• **EXERCISE PROMPT**
Give the number of lines holding the string "JSON" and nothing more.

Stored data entries
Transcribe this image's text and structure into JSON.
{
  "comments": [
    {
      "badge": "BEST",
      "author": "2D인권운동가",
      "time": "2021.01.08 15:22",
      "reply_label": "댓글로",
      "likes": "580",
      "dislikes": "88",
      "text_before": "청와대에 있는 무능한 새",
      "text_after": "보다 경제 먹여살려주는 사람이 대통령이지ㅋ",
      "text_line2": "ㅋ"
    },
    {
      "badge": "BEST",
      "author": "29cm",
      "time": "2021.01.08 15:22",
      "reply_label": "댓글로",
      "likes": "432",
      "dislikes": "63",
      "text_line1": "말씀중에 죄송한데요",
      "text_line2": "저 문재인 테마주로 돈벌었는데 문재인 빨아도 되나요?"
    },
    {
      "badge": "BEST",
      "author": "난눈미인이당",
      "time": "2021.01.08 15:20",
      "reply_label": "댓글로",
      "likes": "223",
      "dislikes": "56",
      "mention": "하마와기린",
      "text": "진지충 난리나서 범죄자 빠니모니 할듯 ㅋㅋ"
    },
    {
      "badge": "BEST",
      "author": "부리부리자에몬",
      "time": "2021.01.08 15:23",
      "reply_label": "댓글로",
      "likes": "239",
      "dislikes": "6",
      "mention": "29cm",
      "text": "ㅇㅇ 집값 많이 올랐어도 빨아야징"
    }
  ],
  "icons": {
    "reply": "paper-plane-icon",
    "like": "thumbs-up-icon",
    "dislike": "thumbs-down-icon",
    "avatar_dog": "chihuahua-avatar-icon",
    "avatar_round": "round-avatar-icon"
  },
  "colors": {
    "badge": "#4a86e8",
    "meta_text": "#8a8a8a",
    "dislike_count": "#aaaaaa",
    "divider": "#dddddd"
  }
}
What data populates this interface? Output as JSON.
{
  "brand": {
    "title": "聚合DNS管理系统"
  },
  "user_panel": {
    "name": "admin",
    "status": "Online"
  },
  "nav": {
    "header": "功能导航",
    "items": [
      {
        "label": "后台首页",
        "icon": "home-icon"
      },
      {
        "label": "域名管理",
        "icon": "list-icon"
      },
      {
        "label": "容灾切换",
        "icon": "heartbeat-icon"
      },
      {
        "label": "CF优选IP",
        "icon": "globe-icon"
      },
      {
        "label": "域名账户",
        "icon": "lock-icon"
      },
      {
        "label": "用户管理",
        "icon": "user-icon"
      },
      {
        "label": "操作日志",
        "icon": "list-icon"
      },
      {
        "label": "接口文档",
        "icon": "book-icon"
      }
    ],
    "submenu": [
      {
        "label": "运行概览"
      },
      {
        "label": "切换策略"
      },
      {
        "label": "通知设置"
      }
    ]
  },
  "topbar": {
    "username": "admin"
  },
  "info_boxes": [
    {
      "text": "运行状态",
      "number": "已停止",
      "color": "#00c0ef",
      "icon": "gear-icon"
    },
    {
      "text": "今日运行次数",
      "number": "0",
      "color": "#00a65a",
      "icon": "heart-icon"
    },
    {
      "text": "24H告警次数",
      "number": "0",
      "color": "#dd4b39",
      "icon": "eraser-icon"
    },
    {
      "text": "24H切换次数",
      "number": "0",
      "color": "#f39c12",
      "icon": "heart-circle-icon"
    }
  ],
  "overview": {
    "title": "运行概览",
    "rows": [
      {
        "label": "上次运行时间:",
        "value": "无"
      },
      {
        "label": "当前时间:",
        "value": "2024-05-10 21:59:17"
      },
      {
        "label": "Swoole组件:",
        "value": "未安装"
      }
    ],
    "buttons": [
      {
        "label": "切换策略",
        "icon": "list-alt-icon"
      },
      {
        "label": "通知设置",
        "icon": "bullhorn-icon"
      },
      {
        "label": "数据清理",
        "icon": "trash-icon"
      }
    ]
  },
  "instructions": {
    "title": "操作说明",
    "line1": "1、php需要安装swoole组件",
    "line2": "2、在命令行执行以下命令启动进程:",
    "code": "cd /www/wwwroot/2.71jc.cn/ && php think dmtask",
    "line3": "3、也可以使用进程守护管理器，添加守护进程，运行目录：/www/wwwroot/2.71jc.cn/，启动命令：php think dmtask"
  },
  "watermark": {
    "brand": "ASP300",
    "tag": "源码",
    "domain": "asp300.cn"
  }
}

• **OUTPUT OF THE TASK**
2